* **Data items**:
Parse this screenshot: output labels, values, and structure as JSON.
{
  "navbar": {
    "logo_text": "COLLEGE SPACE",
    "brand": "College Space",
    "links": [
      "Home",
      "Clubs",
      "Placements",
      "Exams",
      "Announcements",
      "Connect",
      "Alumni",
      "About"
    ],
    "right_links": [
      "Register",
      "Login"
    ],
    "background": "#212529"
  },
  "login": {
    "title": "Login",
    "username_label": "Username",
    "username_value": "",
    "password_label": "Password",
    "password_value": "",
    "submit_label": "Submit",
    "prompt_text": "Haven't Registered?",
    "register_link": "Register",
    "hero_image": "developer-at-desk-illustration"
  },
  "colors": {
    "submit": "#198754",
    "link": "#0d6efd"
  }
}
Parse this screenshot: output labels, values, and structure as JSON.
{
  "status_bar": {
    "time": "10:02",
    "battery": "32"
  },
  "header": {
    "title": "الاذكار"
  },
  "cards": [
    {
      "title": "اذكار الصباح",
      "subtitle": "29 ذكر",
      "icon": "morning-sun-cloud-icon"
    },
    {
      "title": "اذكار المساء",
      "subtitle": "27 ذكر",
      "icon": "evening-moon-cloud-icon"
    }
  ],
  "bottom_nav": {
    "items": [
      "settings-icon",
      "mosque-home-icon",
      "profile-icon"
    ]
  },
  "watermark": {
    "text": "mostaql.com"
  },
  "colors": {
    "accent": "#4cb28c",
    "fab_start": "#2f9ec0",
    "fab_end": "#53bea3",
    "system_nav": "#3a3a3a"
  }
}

* **TASK PROMPT**: Each record above should be returned exactly as it appears.

* **SOLUTION**:
Parse this screenshot: output labels, values, and structure as JSON.
{
  "navbar": {
    "logo_text": "COLLEGE SPACE",
    "brand": "College Space",
    "links": [
      "Home",
      "Clubs",
      "Placements",
      "Exams",
      "Announcements",
      "Connect",
      "Alumni",
      "About"
    ],
    "right_links": [
      "Register",
      "Login"
    ],
    "background": "#212529"
  },
  "login": {
    "title": "Login",
    "username_label": "Username",
    "username_value": "",
    "password_label": "Password",
    "password_value": "",
    "submit_label": "Submit",
    "prompt_text": "Haven't Registered?",
    "register_link": "Register",
    "hero_image": "developer-at-desk-illustration"
  },
  "colors": {
    "submit": "#198754",
    "link": "#0d6efd"
  }
}
Parse this screenshot: output labels, values, and structure as JSON.
{
  "status_bar": {
    "time": "10:02",
    "battery": "32"
  },
  "header": {
    "title": "الاذكار"
  },
  "cards": [
    {
      "title": "اذكار الصباح",
      "subtitle": "29 ذكر",
      "icon": "morning-sun-cloud-icon"
    },
    {
      "title": "اذكار المساء",
      "subtitle": "27 ذكر",
      "icon": "evening-moon-cloud-icon"
    }
  ],
  "bottom_nav": {
    "items": [
      "settings-icon",
      "mosque-home-icon",
      "profile-icon"
    ]
  },
  "watermark": {
    "text": "mostaql.com"
  },
  "colors": {
    "accent": "#4cb28c",
    "fab_start": "#2f9ec0",
    "fab_end": "#53bea3",
    "system_nav": "#3a3a3a"
  }
}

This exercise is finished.